**What to work on**
Pick out every line in the data below that holds "formats".

**Stored data entries**
------------------------
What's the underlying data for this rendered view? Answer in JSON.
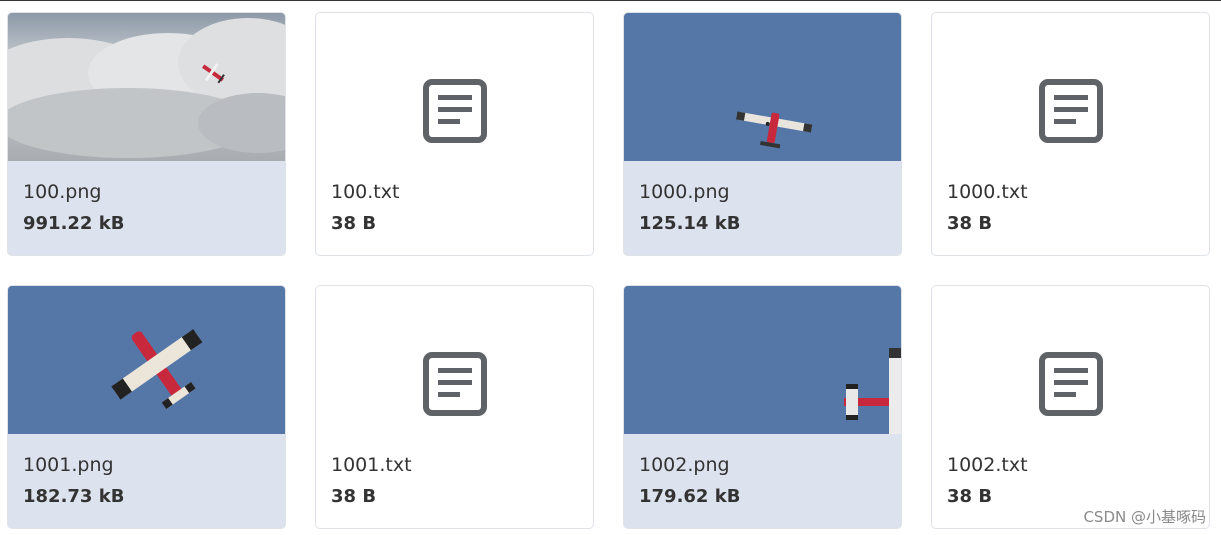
{
  "files": [
    {
      "name": "100.png",
      "size": "991.22 kB",
      "type": "image",
      "thumb": "clouds-plane"
    },
    {
      "name": "100.txt",
      "size": "38 B",
      "type": "text",
      "icon": "document-icon"
    },
    {
      "name": "1000.png",
      "size": "125.14 kB",
      "type": "image",
      "thumb": "sky-plane-small"
    },
    {
      "name": "1000.txt",
      "size": "38 B",
      "type": "text",
      "icon": "document-icon"
    },
    {
      "name": "1001.png",
      "size": "182.73 kB",
      "type": "image",
      "thumb": "sky-plane-large"
    },
    {
      "name": "1001.txt",
      "size": "38 B",
      "type": "text",
      "icon": "document-icon"
    },
    {
      "name": "1002.png",
      "size": "179.62 kB",
      "type": "image",
      "thumb": "sky-plane-edge"
    },
    {
      "name": "1002.txt",
      "size": "38 B",
      "type": "text",
      "icon": "document-icon"
    }
  ],
  "watermark": "CSDN @小基啄码",
  "colors": {
    "sky": "#5577a8",
    "card_image_bg": "#dde3ee",
    "doc_icon": "#5f6368",
    "plane_red": "#c8283c"
  }
}
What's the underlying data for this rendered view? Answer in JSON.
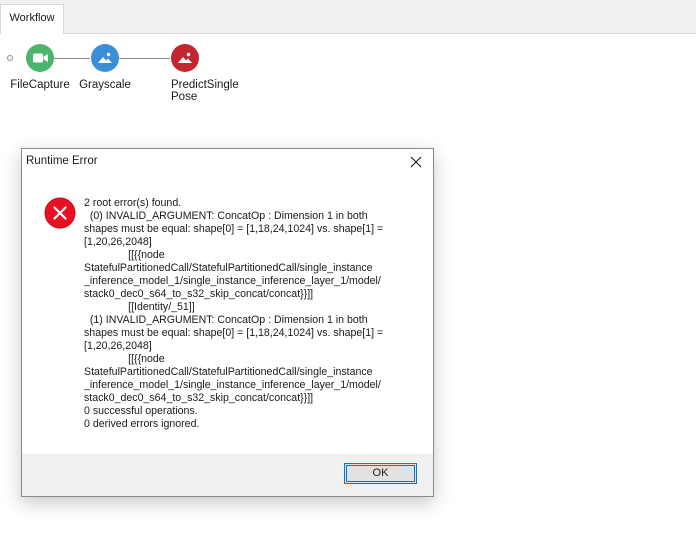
{
  "tabs": [
    {
      "label": "Workflow"
    }
  ],
  "workflow": {
    "nodes": [
      {
        "label": "FileCapture",
        "icon": "video-camera-icon",
        "color": "#4cb56c"
      },
      {
        "label": "Grayscale",
        "icon": "image-icon",
        "color": "#3b8fd9"
      },
      {
        "label": "PredictSingle\nPose",
        "icon": "image-icon",
        "color": "#c3262e"
      }
    ]
  },
  "dialog": {
    "title": "Runtime Error",
    "icon": "error-icon",
    "message": "2 root error(s) found.\n  (0) INVALID_ARGUMENT: ConcatOp : Dimension 1 in both\nshapes must be equal: shape[0] = [1,18,24,1024] vs. shape[1] =\n[1,20,26,2048]\n               [[{{node\nStatefulPartitionedCall/StatefulPartitionedCall/single_instance\n_inference_model_1/single_instance_inference_layer_1/model/\nstack0_dec0_s64_to_s32_skip_concat/concat}}]]\n               [[Identity/_51]]\n  (1) INVALID_ARGUMENT: ConcatOp : Dimension 1 in both\nshapes must be equal: shape[0] = [1,18,24,1024] vs. shape[1] =\n[1,20,26,2048]\n               [[{{node\nStatefulPartitionedCall/StatefulPartitionedCall/single_instance\n_inference_model_1/single_instance_inference_layer_1/model/\nstack0_dec0_s64_to_s32_skip_concat/concat}}]]\n0 successful operations.\n0 derived errors ignored.",
    "ok_label": "OK"
  }
}
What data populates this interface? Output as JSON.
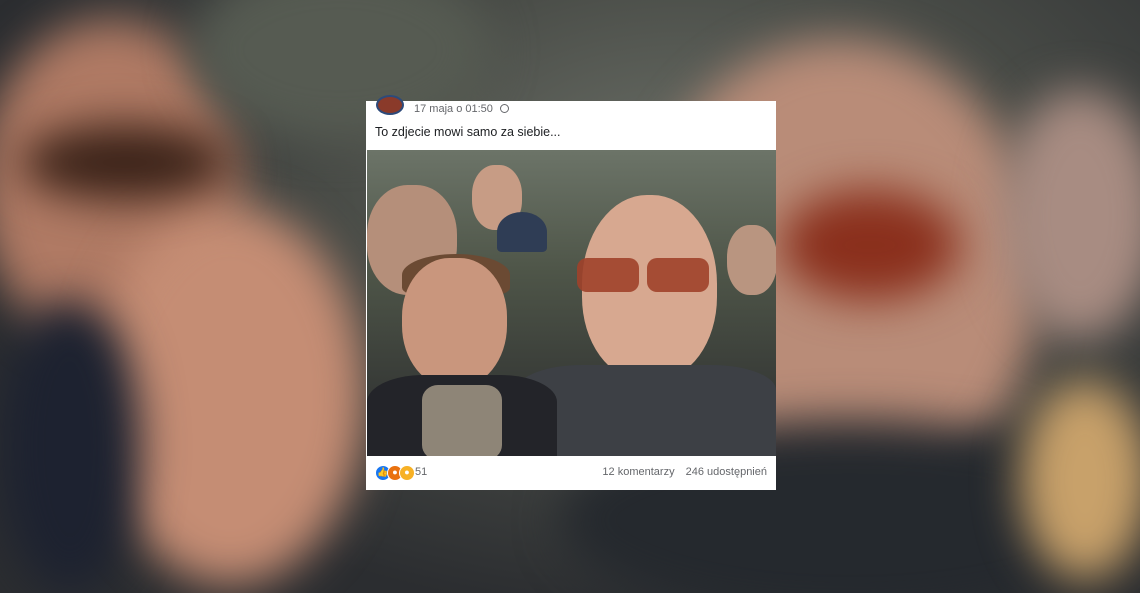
{
  "post": {
    "timestamp": "17 maja o 01:50",
    "privacy_icon": "globe-icon",
    "caption": "To zdjecie mowi samo za siebie...",
    "reactions": {
      "icons": [
        "like-icon",
        "angry-icon",
        "haha-icon"
      ],
      "count": "51"
    },
    "comments": "12 komentarzy",
    "shares": "246 udostępnień"
  },
  "colors": {
    "like": "#1877f2",
    "angry": "#e9710f",
    "haha": "#f7b125",
    "meta_text": "#65676b"
  }
}
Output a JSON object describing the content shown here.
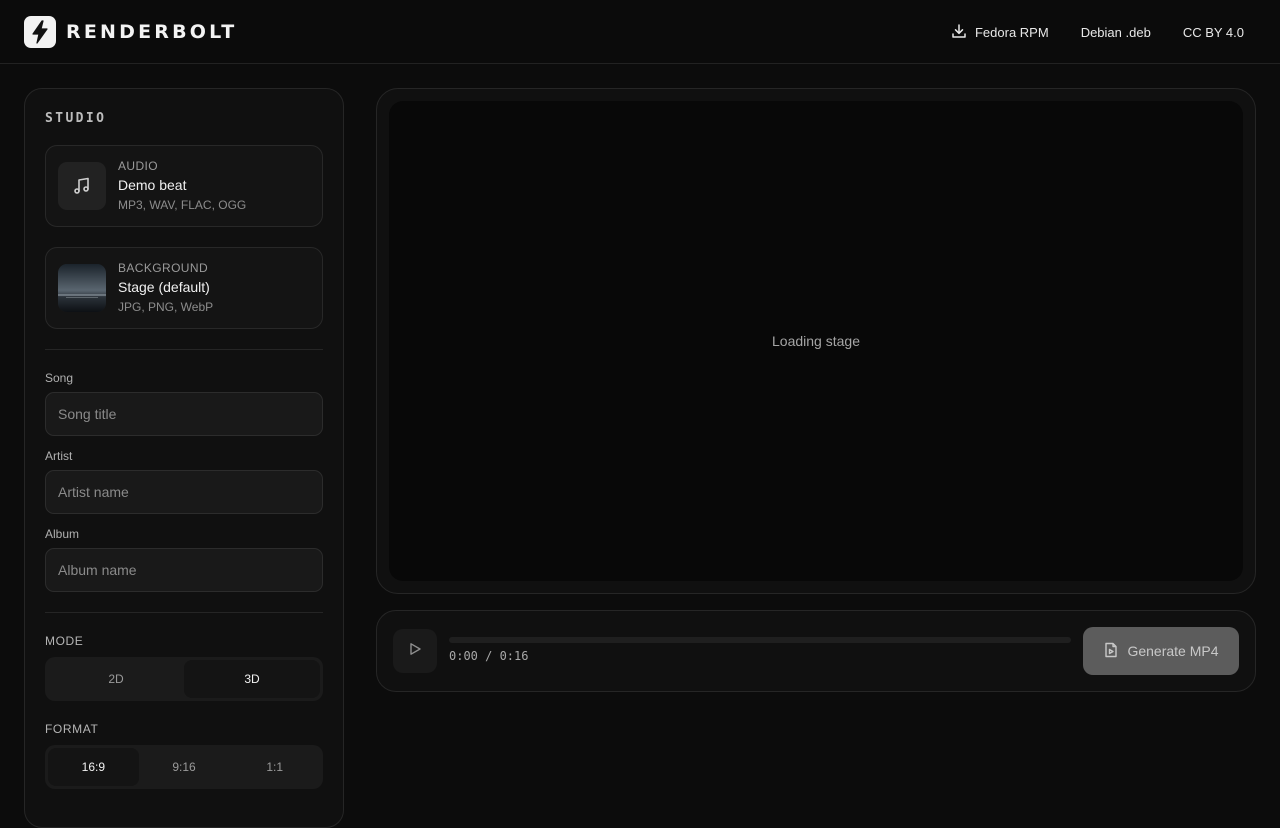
{
  "brand": {
    "name": "RENDERBOLT"
  },
  "nav": {
    "links": [
      {
        "label": "Fedora RPM",
        "icon": "download-icon"
      },
      {
        "label": "Debian .deb"
      },
      {
        "label": "CC BY 4.0"
      }
    ]
  },
  "sidebar": {
    "title": "STUDIO",
    "audio": {
      "kind": "AUDIO",
      "name": "Demo beat",
      "formats": "MP3, WAV, FLAC, OGG",
      "icon": "music-note-icon"
    },
    "background": {
      "kind": "BACKGROUND",
      "name": "Stage (default)",
      "formats": "JPG, PNG, WebP"
    },
    "fields": {
      "song": {
        "label": "Song",
        "placeholder": "Song title",
        "value": ""
      },
      "artist": {
        "label": "Artist",
        "placeholder": "Artist name",
        "value": ""
      },
      "album": {
        "label": "Album",
        "placeholder": "Album name",
        "value": ""
      }
    },
    "mode": {
      "label": "MODE",
      "options": [
        "2D",
        "3D"
      ],
      "selected": "3D"
    },
    "format": {
      "label": "FORMAT",
      "options": [
        "16:9",
        "9:16",
        "1:1"
      ],
      "selected": "16:9"
    }
  },
  "stage": {
    "message": "Loading stage"
  },
  "player": {
    "time": "0:00 / 0:16",
    "progress": 0,
    "generate_label": "Generate MP4"
  },
  "colors": {
    "background": "#0c0c0c",
    "panel": "#101010",
    "border": "#262626",
    "generate_button": "#5c5c5c"
  }
}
------------------------
**Result**
      "formats": "MP3, WAV, FLAC, OGG",
      "formats": "JPG, PNG, WebP"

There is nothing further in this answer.